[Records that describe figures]
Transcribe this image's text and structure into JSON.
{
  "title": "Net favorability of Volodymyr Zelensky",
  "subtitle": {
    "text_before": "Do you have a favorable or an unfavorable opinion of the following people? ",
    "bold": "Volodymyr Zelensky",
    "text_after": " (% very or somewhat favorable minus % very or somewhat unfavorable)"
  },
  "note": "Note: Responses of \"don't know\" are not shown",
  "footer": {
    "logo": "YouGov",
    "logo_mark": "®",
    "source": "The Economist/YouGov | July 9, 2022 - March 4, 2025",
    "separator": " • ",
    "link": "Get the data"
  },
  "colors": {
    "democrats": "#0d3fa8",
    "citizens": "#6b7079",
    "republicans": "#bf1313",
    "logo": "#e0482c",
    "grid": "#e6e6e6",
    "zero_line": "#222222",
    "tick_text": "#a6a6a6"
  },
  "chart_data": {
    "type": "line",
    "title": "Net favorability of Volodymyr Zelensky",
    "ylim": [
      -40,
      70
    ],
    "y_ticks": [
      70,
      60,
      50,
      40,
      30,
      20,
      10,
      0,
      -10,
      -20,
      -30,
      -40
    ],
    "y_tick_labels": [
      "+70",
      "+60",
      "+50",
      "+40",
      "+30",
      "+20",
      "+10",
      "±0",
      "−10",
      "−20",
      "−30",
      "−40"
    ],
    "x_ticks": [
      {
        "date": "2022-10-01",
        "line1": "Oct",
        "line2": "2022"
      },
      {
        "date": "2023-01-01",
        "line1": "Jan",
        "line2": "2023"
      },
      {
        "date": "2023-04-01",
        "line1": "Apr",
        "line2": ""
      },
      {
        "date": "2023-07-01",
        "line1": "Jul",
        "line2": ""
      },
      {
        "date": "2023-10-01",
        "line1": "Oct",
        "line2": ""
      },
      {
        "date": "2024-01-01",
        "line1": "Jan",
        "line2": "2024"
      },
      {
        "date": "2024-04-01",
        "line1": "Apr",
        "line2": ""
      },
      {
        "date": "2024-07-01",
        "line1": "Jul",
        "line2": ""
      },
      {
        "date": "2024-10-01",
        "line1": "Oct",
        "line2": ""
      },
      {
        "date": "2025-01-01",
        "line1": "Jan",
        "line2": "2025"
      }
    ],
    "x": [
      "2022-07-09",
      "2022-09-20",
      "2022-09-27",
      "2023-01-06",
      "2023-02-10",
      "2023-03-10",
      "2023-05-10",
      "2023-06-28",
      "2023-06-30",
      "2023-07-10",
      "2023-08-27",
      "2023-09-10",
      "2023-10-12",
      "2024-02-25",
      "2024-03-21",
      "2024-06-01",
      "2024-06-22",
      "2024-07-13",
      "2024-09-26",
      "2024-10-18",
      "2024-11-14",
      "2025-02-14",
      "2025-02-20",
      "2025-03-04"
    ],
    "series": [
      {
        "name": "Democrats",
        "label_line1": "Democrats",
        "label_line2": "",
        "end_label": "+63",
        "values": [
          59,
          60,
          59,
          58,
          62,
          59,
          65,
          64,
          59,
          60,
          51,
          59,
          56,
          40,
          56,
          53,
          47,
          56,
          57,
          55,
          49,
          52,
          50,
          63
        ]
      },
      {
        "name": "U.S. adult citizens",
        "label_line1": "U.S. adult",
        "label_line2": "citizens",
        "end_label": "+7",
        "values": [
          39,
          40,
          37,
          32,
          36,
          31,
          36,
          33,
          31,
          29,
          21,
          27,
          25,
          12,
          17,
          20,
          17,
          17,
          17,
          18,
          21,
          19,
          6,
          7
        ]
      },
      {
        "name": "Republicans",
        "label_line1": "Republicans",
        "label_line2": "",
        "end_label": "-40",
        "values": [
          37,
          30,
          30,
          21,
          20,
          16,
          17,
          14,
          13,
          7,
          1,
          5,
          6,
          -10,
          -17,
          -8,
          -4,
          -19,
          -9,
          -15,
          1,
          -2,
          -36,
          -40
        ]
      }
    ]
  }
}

* What is required: Looking at the records above, work out how many lines include the word "adult", then give that number by itself.

* Solution below: 2